=== INPUT DATA ===

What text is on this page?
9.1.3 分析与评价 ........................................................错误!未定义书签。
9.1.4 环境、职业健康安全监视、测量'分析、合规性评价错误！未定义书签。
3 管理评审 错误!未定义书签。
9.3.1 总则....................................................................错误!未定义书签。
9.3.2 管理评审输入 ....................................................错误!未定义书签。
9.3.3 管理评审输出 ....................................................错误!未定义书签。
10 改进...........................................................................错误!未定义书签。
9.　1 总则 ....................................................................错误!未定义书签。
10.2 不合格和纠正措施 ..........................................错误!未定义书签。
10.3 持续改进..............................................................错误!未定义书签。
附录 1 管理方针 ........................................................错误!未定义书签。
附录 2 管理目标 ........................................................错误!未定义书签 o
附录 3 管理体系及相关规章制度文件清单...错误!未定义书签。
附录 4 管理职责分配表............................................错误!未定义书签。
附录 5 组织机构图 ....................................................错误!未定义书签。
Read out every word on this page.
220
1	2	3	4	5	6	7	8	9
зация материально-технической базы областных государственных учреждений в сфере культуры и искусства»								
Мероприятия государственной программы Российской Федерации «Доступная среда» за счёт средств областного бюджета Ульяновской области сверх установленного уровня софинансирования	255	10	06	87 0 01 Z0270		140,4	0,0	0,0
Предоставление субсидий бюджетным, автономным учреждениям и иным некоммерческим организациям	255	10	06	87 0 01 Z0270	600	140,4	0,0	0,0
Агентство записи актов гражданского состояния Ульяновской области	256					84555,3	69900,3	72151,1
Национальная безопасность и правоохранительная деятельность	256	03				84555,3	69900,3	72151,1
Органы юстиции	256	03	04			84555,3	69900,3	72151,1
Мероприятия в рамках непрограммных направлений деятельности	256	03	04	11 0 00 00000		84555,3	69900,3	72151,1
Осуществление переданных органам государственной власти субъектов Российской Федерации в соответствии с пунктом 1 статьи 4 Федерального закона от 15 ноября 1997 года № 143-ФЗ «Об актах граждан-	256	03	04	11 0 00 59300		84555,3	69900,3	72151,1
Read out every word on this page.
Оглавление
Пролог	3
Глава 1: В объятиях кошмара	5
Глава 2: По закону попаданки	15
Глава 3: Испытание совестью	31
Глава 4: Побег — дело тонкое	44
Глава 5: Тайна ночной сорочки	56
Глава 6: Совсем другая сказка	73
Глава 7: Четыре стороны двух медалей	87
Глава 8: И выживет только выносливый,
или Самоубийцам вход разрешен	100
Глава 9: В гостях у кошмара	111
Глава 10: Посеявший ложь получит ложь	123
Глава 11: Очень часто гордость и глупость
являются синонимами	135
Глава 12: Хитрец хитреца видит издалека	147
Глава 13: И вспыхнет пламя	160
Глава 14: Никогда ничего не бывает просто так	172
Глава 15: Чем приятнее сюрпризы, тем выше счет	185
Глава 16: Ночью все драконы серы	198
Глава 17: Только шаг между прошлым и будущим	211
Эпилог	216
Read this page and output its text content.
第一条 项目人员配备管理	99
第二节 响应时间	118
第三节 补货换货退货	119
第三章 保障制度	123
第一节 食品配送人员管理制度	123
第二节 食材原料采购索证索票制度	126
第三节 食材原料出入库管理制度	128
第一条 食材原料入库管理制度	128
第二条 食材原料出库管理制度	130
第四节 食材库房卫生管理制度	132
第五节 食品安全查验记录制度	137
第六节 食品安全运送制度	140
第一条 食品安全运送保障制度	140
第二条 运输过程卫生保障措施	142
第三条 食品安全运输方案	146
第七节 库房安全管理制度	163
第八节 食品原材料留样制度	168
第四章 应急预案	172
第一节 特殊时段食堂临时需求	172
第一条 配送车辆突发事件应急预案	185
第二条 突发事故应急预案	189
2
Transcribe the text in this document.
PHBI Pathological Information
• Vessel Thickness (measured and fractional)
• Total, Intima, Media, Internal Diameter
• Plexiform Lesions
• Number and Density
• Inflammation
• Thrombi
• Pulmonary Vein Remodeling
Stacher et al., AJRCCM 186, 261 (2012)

===

** WHAT THE TASK ASKS **
Working from the entries above, return all lines that contain "кошмара".

** EXERCISE OUTPUT **
Глава 1: В объятиях кошмара	5
Глава 9: В гостях у кошмара	111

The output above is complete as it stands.